-- Available data start --
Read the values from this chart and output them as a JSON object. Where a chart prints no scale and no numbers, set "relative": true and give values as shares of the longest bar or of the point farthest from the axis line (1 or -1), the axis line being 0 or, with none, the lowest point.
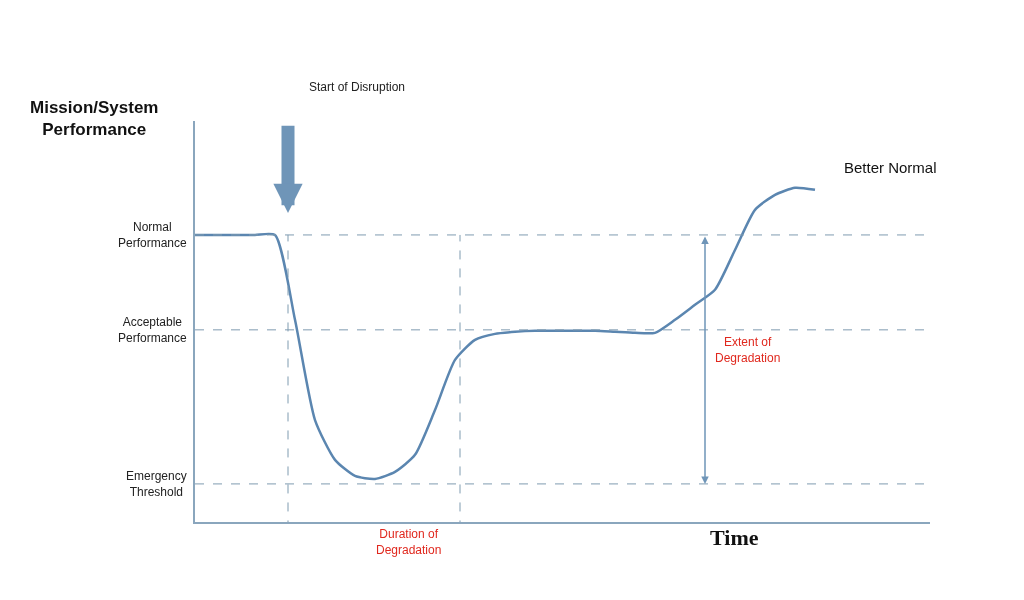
{
  "chart_data": {
    "type": "line",
    "relative": true,
    "ylabel": "Mission/System\nPerformance",
    "xlabel": "Time",
    "categories": [
      null,
      null,
      null,
      null,
      null,
      null,
      null,
      null,
      null,
      null,
      null,
      null,
      null,
      null,
      null,
      null,
      null,
      null,
      null,
      null,
      null,
      null,
      null,
      null,
      null,
      null,
      null,
      null,
      null,
      null,
      null,
      null
    ],
    "series": [
      {
        "color": "#5b86b0",
        "values": [
          0.859,
          0.859,
          0.859,
          0.859,
          0.859,
          0.605,
          0.305,
          0.186,
          0.138,
          0.129,
          0.15,
          0.201,
          0.335,
          0.485,
          0.545,
          0.563,
          0.569,
          0.572,
          0.572,
          0.572,
          0.572,
          0.569,
          0.566,
          0.566,
          0.605,
          0.65,
          0.695,
          0.814,
          0.934,
          0.979,
          1,
          0.994
        ]
      }
    ],
    "ref_lines": [
      {
        "axis": "y",
        "value": 0.859,
        "label": "Normal\nPerformance",
        "color": "#7f9bb0",
        "line_style": "dashed"
      },
      {
        "axis": "y",
        "value": 0.575,
        "label": "Acceptable\nPerformance",
        "color": "#7f9bb0",
        "line_style": "dashed"
      },
      {
        "axis": "y",
        "value": 0.114,
        "label": "Emergency\nThreshold",
        "color": "#7f9bb0",
        "line_style": "dashed"
      }
    ],
    "annotations": [
      "Start of Disruption",
      "Better Normal",
      "Duration of\nDegradation",
      "Extent of\nDegradation"
    ],
    "marker": "none",
    "line_style": "solid"
  }
}
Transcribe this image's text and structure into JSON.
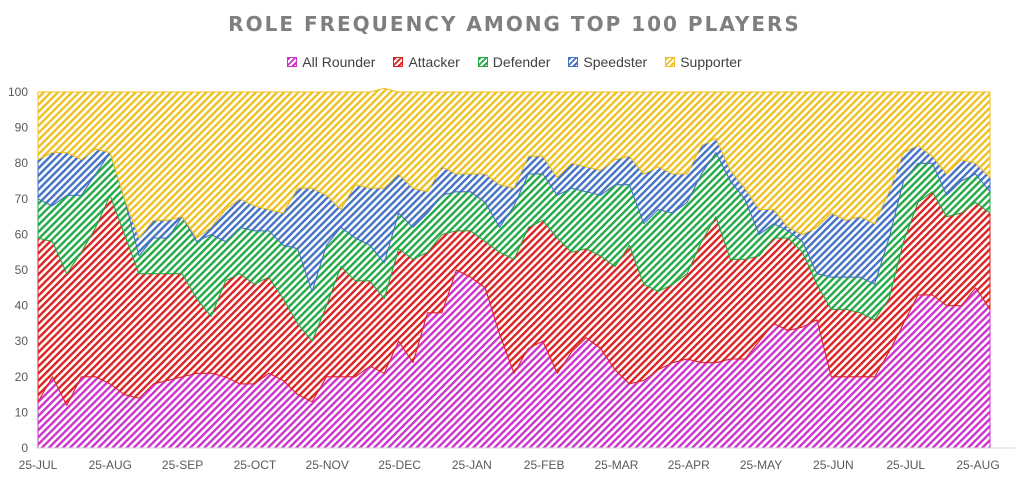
-- Available data end --
Aim of the exercise
Reproduce the data word for word, excluding its pictures.

Solution to this problem
Read the values from this chart and output them as a JSON object. Where a chart prints no scale and no numbers, set "relative": true and give values as shares of the longest bar or of the point farthest from the axis line (1 or -1), the axis line being 0 or, with none, the lowest point.
{
  "chart_data": {
    "type": "line",
    "relative": true,
    "ylabel": "Mission/System\nPerformance",
    "xlabel": "Time",
    "categories": [
      null,
      null,
      null,
      null,
      null,
      null,
      null,
      null,
      null,
      null,
      null,
      null,
      null,
      null,
      null,
      null,
      null,
      null,
      null,
      null,
      null,
      null,
      null,
      null,
      null,
      null,
      null,
      null,
      null,
      null,
      null,
      null
    ],
    "series": [
      {
        "color": "#5b86b0",
        "values": [
          0.859,
          0.859,
          0.859,
          0.859,
          0.859,
          0.605,
          0.305,
          0.186,
          0.138,
          0.129,
          0.15,
          0.201,
          0.335,
          0.485,
          0.545,
          0.563,
          0.569,
          0.572,
          0.572,
          0.572,
          0.572,
          0.569,
          0.566,
          0.566,
          0.605,
          0.65,
          0.695,
          0.814,
          0.934,
          0.979,
          1,
          0.994
        ]
      }
    ],
    "ref_lines": [
      {
        "axis": "y",
        "value": 0.859,
        "label": "Normal\nPerformance",
        "color": "#7f9bb0",
        "line_style": "dashed"
      },
      {
        "axis": "y",
        "value": 0.575,
        "label": "Acceptable\nPerformance",
        "color": "#7f9bb0",
        "line_style": "dashed"
      },
      {
        "axis": "y",
        "value": 0.114,
        "label": "Emergency\nThreshold",
        "color": "#7f9bb0",
        "line_style": "dashed"
      }
    ],
    "annotations": [
      "Start of Disruption",
      "Better Normal",
      "Duration of\nDegradation",
      "Extent of\nDegradation"
    ],
    "marker": "none",
    "line_style": "solid"
  }
}
Transcribe this image's text and structure into JSON.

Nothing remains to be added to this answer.